> [Instruction]: In the material below, count the lines with the word "will" and state that number only.
# Start of Data provided
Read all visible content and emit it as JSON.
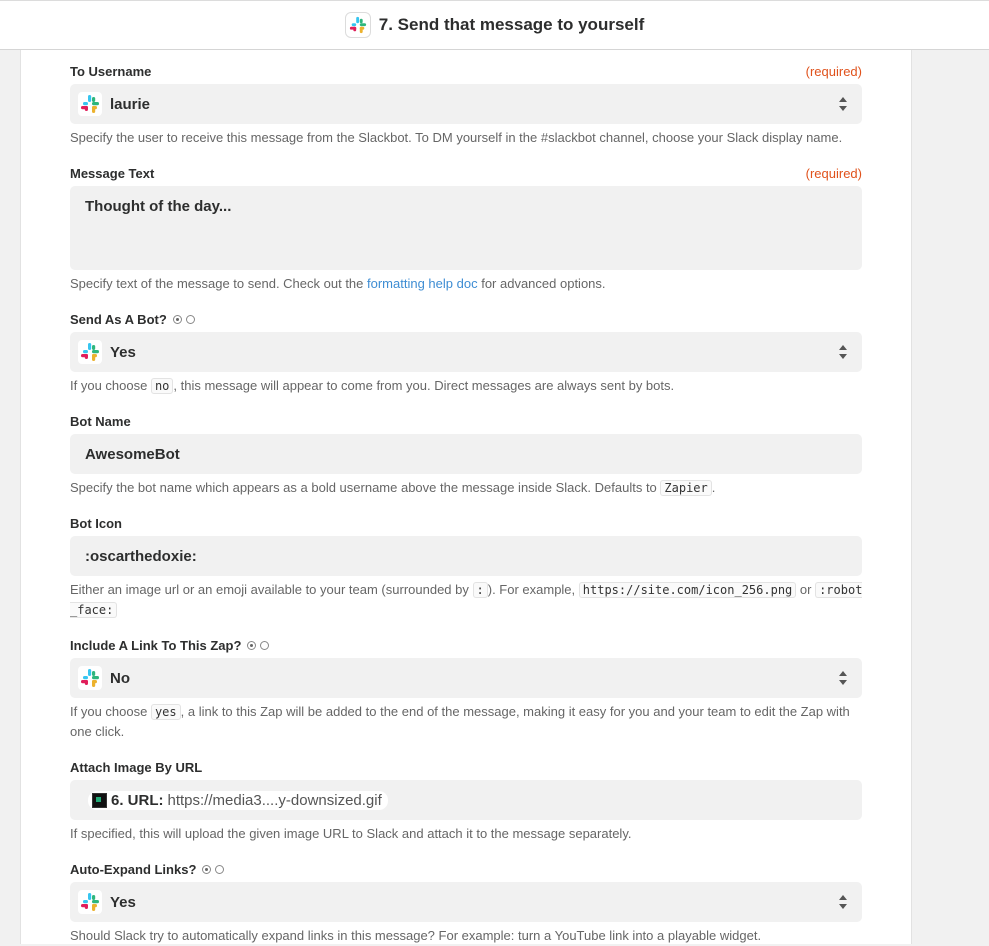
{
  "header": {
    "title": "7. Send that message to yourself"
  },
  "colors": {
    "required": "#e0521c",
    "link": "#3e8dd3",
    "slack_aubergine": "#4a154b"
  },
  "fields": {
    "to_username": {
      "label": "To Username",
      "required": "(required)",
      "value": "laurie",
      "help": "Specify the user to receive this message from the Slackbot. To DM yourself in the #slackbot channel, choose your Slack display name."
    },
    "message_text": {
      "label": "Message Text",
      "required": "(required)",
      "value": "Thought of the day...",
      "help_prefix": "Specify text of the message to send. Check out the ",
      "help_link": "formatting help doc",
      "help_suffix": " for advanced options."
    },
    "send_as_bot": {
      "label": "Send As A Bot?",
      "value": "Yes",
      "help_prefix": "If you choose ",
      "help_code": "no",
      "help_suffix": ", this message will appear to come from you. Direct messages are always sent by bots."
    },
    "bot_name": {
      "label": "Bot Name",
      "value": "AwesomeBot",
      "help_prefix": "Specify the bot name which appears as a bold username above the message inside Slack. Defaults to ",
      "help_code": "Zapier",
      "help_suffix": "."
    },
    "bot_icon": {
      "label": "Bot Icon",
      "value": ":oscarthedoxie:",
      "help_prefix": "Either an image url or an emoji available to your team (surrounded by ",
      "help_code1": ":",
      "help_mid1": "). For example, ",
      "help_code2": "https://site.com/icon_256.png",
      "help_mid2": " or ",
      "help_code3": ":robot_face:"
    },
    "include_link": {
      "label": "Include A Link To This Zap?",
      "value": "No",
      "help_prefix": "If you choose ",
      "help_code": "yes",
      "help_suffix": ", a link to this Zap will be added to the end of the message, making it easy for you and your team to edit the Zap with one click."
    },
    "attach_image": {
      "label": "Attach Image By URL",
      "pill_step": "6. URL:",
      "pill_value": "https://media3....y-downsized.gif",
      "help": "If specified, this will upload the given image URL to Slack and attach it to the message separately."
    },
    "auto_expand": {
      "label": "Auto-Expand Links?",
      "value": "Yes",
      "help": "Should Slack try to automatically expand links in this message? For example: turn a YouTube link into a playable widget."
    }
  }
}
# End of Data provided
> [Answer to the problem]: 3